Records supplied >>
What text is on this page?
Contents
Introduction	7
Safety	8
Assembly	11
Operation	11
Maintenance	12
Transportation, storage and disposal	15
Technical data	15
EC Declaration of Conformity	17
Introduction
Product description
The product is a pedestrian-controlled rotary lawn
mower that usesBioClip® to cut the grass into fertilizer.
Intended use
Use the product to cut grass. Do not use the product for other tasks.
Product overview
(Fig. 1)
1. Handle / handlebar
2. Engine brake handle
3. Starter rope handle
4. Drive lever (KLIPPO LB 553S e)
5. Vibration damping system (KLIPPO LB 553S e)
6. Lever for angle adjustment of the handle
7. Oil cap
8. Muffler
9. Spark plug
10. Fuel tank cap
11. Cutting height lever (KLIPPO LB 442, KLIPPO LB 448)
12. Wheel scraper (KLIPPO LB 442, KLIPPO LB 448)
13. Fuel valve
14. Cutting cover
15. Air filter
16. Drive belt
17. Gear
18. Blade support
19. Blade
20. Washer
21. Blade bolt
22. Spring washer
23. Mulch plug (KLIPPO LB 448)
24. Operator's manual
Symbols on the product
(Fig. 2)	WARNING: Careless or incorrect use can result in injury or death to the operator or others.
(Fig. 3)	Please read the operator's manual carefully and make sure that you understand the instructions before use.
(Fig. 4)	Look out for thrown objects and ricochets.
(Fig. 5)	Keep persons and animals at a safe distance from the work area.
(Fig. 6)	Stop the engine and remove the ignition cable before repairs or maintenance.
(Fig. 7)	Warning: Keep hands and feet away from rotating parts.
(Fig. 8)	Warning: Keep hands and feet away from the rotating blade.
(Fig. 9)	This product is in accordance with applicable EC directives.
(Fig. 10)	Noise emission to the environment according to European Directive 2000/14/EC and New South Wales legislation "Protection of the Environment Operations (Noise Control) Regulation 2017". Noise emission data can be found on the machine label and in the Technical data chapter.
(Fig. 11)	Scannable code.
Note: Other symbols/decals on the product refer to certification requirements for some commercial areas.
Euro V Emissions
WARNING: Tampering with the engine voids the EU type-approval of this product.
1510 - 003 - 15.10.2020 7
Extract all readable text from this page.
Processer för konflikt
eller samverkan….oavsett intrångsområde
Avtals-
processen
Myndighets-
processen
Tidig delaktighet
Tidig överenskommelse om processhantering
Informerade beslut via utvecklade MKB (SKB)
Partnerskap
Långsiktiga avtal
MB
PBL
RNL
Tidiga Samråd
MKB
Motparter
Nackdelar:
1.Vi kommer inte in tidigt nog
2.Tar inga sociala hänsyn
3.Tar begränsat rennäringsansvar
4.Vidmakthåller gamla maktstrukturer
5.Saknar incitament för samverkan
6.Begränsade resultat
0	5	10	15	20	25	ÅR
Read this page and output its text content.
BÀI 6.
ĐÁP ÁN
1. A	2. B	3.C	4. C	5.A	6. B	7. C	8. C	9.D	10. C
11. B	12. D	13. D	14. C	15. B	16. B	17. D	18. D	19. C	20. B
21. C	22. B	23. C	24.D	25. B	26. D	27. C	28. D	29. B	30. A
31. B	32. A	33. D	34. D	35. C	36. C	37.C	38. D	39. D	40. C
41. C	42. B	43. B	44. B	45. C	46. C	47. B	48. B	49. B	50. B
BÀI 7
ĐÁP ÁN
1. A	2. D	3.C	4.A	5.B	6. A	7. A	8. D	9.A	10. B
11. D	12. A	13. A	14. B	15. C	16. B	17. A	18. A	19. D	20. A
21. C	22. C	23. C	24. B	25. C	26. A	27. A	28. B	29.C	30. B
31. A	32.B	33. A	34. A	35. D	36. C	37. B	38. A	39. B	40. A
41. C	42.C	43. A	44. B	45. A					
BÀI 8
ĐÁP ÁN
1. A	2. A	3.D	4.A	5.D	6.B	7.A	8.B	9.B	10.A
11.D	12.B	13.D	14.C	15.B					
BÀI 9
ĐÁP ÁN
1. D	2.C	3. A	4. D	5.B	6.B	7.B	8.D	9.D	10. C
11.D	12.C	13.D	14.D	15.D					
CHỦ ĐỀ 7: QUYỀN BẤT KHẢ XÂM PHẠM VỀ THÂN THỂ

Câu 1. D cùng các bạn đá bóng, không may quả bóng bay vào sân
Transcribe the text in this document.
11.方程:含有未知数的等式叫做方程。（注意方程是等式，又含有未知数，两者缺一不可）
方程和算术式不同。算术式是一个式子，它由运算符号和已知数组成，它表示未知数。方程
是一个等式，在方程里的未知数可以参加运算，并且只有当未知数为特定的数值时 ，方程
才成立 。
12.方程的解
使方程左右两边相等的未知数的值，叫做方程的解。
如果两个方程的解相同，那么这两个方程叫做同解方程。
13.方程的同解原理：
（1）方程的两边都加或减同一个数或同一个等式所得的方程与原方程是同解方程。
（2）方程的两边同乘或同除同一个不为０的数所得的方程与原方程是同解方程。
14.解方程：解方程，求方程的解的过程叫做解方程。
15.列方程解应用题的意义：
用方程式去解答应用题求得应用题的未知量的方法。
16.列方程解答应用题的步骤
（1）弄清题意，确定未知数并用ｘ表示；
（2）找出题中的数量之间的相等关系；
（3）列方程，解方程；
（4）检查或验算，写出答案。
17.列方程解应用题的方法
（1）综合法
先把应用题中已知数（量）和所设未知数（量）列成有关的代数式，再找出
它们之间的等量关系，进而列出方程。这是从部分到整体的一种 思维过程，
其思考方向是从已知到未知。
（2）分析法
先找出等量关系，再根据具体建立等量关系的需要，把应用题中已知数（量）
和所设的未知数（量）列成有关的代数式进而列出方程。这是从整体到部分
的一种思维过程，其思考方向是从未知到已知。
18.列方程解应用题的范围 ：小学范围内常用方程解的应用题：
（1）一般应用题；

What the task asks >>
Reproduce the entire listing word for word.

Exercise result >>
What text is on this page?
Contents
Introduction	7
Safety	8
Assembly	11
Operation	11
Maintenance	12
Transportation, storage and disposal	15
Technical data	15
EC Declaration of Conformity	17
Introduction
Product description
The product is a pedestrian-controlled rotary lawn
mower that usesBioClip® to cut the grass into fertilizer.
Intended use
Use the product to cut grass. Do not use the product for other tasks.
Product overview
(Fig. 1)
1. Handle / handlebar
2. Engine brake handle
3. Starter rope handle
4. Drive lever (KLIPPO LB 553S e)
5. Vibration damping system (KLIPPO LB 553S e)
6. Lever for angle adjustment of the handle
7. Oil cap
8. Muffler
9. Spark plug
10. Fuel tank cap
11. Cutting height lever (KLIPPO LB 442, KLIPPO LB 448)
12. Wheel scraper (KLIPPO LB 442, KLIPPO LB 448)
13. Fuel valve
14. Cutting cover
15. Air filter
16. Drive belt
17. Gear
18. Blade support
19. Blade
20. Washer
21. Blade bolt
22. Spring washer
23. Mulch plug (KLIPPO LB 448)
24. Operator's manual
Symbols on the product
(Fig. 2)	WARNING: Careless or incorrect use can result in injury or death to the operator or others.
(Fig. 3)	Please read the operator's manual carefully and make sure that you understand the instructions before use.
(Fig. 4)	Look out for thrown objects and ricochets.
(Fig. 5)	Keep persons and animals at a safe distance from the work area.
(Fig. 6)	Stop the engine and remove the ignition cable before repairs or maintenance.
(Fig. 7)	Warning: Keep hands and feet away from rotating parts.
(Fig. 8)	Warning: Keep hands and feet away from the rotating blade.
(Fig. 9)	This product is in accordance with applicable EC directives.
(Fig. 10)	Noise emission to the environment according to European Directive 2000/14/EC and New South Wales legislation "Protection of the Environment Operations (Noise Control) Regulation 2017". Noise emission data can be found on the machine label and in the Technical data chapter.
(Fig. 11)	Scannable code.
Note: Other symbols/decals on the product refer to certification requirements for some commercial areas.
Euro V Emissions
WARNING: Tampering with the engine voids the EU type-approval of this product.
1510 - 003 - 15.10.2020 7
Extract all readable text from this page.
Processer för konflikt
eller samverkan….oavsett intrångsområde
Avtals-
processen
Myndighets-
processen
Tidig delaktighet
Tidig överenskommelse om processhantering
Informerade beslut via utvecklade MKB (SKB)
Partnerskap
Långsiktiga avtal
MB
PBL
RNL
Tidiga Samråd
MKB
Motparter
Nackdelar:
1.Vi kommer inte in tidigt nog
2.Tar inga sociala hänsyn
3.Tar begränsat rennäringsansvar
4.Vidmakthåller gamla maktstrukturer
5.Saknar incitament för samverkan
6.Begränsade resultat
0	5	10	15	20	25	ÅR
Read this page and output its text content.
BÀI 6.
ĐÁP ÁN
1. A	2. B	3.C	4. C	5.A	6. B	7. C	8. C	9.D	10. C
11. B	12. D	13. D	14. C	15. B	16. B	17. D	18. D	19. C	20. B
21. C	22. B	23. C	24.D	25. B	26. D	27. C	28. D	29. B	30. A
31. B	32. A	33. D	34. D	35. C	36. C	37.C	38. D	39. D	40. C
41. C	42. B	43. B	44. B	45. C	46. C	47. B	48. B	49. B	50. B
BÀI 7
ĐÁP ÁN
1. A	2. D	3.C	4.A	5.B	6. A	7. A	8. D	9.A	10. B
11. D	12. A	13. A	14. B	15. C	16. B	17. A	18. A	19. D	20. A
21. C	22. C	23. C	24. B	25. C	26. A	27. A	28. B	29.C	30. B
31. A	32.B	33. A	34. A	35. D	36. C	37. B	38. A	39. B	40. A
41. C	42.C	43. A	44. B	45. A					
BÀI 8
ĐÁP ÁN
1. A	2. A	3.D	4.A	5.D	6.B	7.A	8.B	9.B	10.A
11.D	12.B	13.D	14.C	15.B					
BÀI 9
ĐÁP ÁN
1. D	2.C	3. A	4. D	5.B	6.B	7.B	8.D	9.D	10. C
11.D	12.C	13.D	14.D	15.D					
CHỦ ĐỀ 7: QUYỀN BẤT KHẢ XÂM PHẠM VỀ THÂN THỂ

Câu 1. D cùng các bạn đá bóng, không may quả bóng bay vào sân
Transcribe the text in this document.
11.方程:含有未知数的等式叫做方程。（注意方程是等式，又含有未知数，两者缺一不可）
方程和算术式不同。算术式是一个式子，它由运算符号和已知数组成，它表示未知数。方程
是一个等式，在方程里的未知数可以参加运算，并且只有当未知数为特定的数值时 ，方程
才成立 。
12.方程的解
使方程左右两边相等的未知数的值，叫做方程的解。
如果两个方程的解相同，那么这两个方程叫做同解方程。
13.方程的同解原理：
（1）方程的两边都加或减同一个数或同一个等式所得的方程与原方程是同解方程。
（2）方程的两边同乘或同除同一个不为０的数所得的方程与原方程是同解方程。
14.解方程：解方程，求方程的解的过程叫做解方程。
15.列方程解应用题的意义：
用方程式去解答应用题求得应用题的未知量的方法。
16.列方程解答应用题的步骤
（1）弄清题意，确定未知数并用ｘ表示；
（2）找出题中的数量之间的相等关系；
（3）列方程，解方程；
（4）检查或验算，写出答案。
17.列方程解应用题的方法
（1）综合法
先把应用题中已知数（量）和所设未知数（量）列成有关的代数式，再找出
它们之间的等量关系，进而列出方程。这是从部分到整体的一种 思维过程，
其思考方向是从已知到未知。
（2）分析法
先找出等量关系，再根据具体建立等量关系的需要，把应用题中已知数（量）
和所设的未知数（量）列成有关的代数式进而列出方程。这是从整体到部分
的一种思维过程，其思考方向是从未知到已知。
18.列方程解应用题的范围 ：小学范围内常用方程解的应用题：
（1）一般应用题；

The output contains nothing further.